**Problem to work on**
Leave out any picture and return the remaining listing below exactly as given.

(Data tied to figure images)
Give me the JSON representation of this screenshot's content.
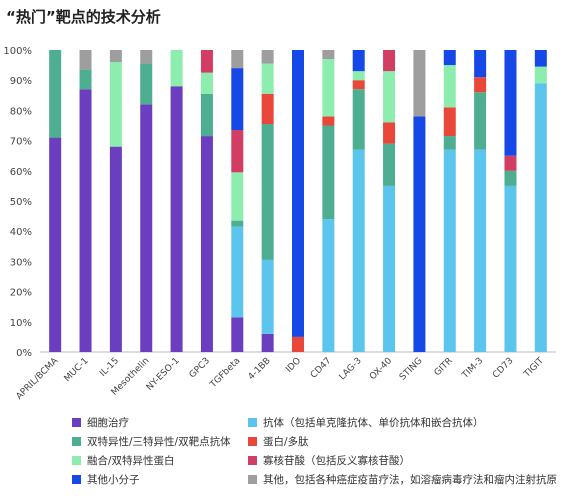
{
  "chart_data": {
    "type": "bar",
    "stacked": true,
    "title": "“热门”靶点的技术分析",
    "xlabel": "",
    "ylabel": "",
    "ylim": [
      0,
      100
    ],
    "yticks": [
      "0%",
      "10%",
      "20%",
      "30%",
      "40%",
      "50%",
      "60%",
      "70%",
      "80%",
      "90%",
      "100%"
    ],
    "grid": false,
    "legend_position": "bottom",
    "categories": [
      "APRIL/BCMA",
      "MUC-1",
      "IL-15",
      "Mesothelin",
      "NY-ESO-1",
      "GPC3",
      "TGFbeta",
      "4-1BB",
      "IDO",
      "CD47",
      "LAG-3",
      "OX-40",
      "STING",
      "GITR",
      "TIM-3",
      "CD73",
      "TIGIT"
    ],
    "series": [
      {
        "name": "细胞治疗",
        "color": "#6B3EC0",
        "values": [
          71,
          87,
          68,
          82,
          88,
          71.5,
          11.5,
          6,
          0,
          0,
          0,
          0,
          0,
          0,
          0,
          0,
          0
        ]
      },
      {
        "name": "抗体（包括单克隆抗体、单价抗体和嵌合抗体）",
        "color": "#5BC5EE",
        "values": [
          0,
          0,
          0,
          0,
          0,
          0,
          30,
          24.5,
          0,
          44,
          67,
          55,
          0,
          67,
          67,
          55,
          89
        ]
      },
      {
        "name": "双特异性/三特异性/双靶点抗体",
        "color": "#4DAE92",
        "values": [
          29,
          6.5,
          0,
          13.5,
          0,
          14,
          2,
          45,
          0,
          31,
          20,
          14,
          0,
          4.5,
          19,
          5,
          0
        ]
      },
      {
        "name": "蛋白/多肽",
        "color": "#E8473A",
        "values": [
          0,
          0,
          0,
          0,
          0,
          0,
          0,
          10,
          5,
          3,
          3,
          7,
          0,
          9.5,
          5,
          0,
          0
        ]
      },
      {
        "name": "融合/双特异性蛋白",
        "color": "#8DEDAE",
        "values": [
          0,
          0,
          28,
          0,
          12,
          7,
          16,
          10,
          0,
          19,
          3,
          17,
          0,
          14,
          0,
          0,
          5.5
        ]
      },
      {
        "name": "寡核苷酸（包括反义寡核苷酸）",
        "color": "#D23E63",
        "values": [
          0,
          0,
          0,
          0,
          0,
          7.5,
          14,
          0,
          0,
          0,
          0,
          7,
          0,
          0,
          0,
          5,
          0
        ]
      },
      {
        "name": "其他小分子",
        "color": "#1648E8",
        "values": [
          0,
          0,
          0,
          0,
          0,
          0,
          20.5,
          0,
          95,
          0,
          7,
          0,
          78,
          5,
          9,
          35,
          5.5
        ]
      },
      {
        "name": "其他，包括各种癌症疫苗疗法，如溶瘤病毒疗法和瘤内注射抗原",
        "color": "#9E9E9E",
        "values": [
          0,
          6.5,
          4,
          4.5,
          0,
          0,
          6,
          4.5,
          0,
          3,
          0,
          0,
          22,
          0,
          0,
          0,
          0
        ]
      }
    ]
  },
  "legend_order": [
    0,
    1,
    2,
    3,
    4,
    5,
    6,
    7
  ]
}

**Answer to the problem**
Give me the JSON representation of this screenshot's content.
{
  "chart_data": {
    "type": "bar",
    "stacked": true,
    "title": "“热门”靶点的技术分析",
    "xlabel": "",
    "ylabel": "",
    "ylim": [
      0,
      100
    ],
    "yticks": [
      "0%",
      "10%",
      "20%",
      "30%",
      "40%",
      "50%",
      "60%",
      "70%",
      "80%",
      "90%",
      "100%"
    ],
    "grid": false,
    "legend_position": "bottom",
    "categories": [
      "APRIL/BCMA",
      "MUC-1",
      "IL-15",
      "Mesothelin",
      "NY-ESO-1",
      "GPC3",
      "TGFbeta",
      "4-1BB",
      "IDO",
      "CD47",
      "LAG-3",
      "OX-40",
      "STING",
      "GITR",
      "TIM-3",
      "CD73",
      "TIGIT"
    ],
    "series": [
      {
        "name": "细胞治疗",
        "color": "#6B3EC0",
        "values": [
          71,
          87,
          68,
          82,
          88,
          71.5,
          11.5,
          6,
          0,
          0,
          0,
          0,
          0,
          0,
          0,
          0,
          0
        ]
      },
      {
        "name": "抗体（包括单克隆抗体、单价抗体和嵌合抗体）",
        "color": "#5BC5EE",
        "values": [
          0,
          0,
          0,
          0,
          0,
          0,
          30,
          24.5,
          0,
          44,
          67,
          55,
          0,
          67,
          67,
          55,
          89
        ]
      },
      {
        "name": "双特异性/三特异性/双靶点抗体",
        "color": "#4DAE92",
        "values": [
          29,
          6.5,
          0,
          13.5,
          0,
          14,
          2,
          45,
          0,
          31,
          20,
          14,
          0,
          4.5,
          19,
          5,
          0
        ]
      },
      {
        "name": "蛋白/多肽",
        "color": "#E8473A",
        "values": [
          0,
          0,
          0,
          0,
          0,
          0,
          0,
          10,
          5,
          3,
          3,
          7,
          0,
          9.5,
          5,
          0,
          0
        ]
      },
      {
        "name": "融合/双特异性蛋白",
        "color": "#8DEDAE",
        "values": [
          0,
          0,
          28,
          0,
          12,
          7,
          16,
          10,
          0,
          19,
          3,
          17,
          0,
          14,
          0,
          0,
          5.5
        ]
      },
      {
        "name": "寡核苷酸（包括反义寡核苷酸）",
        "color": "#D23E63",
        "values": [
          0,
          0,
          0,
          0,
          0,
          7.5,
          14,
          0,
          0,
          0,
          0,
          7,
          0,
          0,
          0,
          5,
          0
        ]
      },
      {
        "name": "其他小分子",
        "color": "#1648E8",
        "values": [
          0,
          0,
          0,
          0,
          0,
          0,
          20.5,
          0,
          95,
          0,
          7,
          0,
          78,
          5,
          9,
          35,
          5.5
        ]
      },
      {
        "name": "其他，包括各种癌症疫苗疗法，如溶瘤病毒疗法和瘤内注射抗原",
        "color": "#9E9E9E",
        "values": [
          0,
          6.5,
          4,
          4.5,
          0,
          0,
          6,
          4.5,
          0,
          3,
          0,
          0,
          22,
          0,
          0,
          0,
          0
        ]
      }
    ]
  },
  "legend_order": [
    0,
    1,
    2,
    3,
    4,
    5,
    6,
    7
  ]
}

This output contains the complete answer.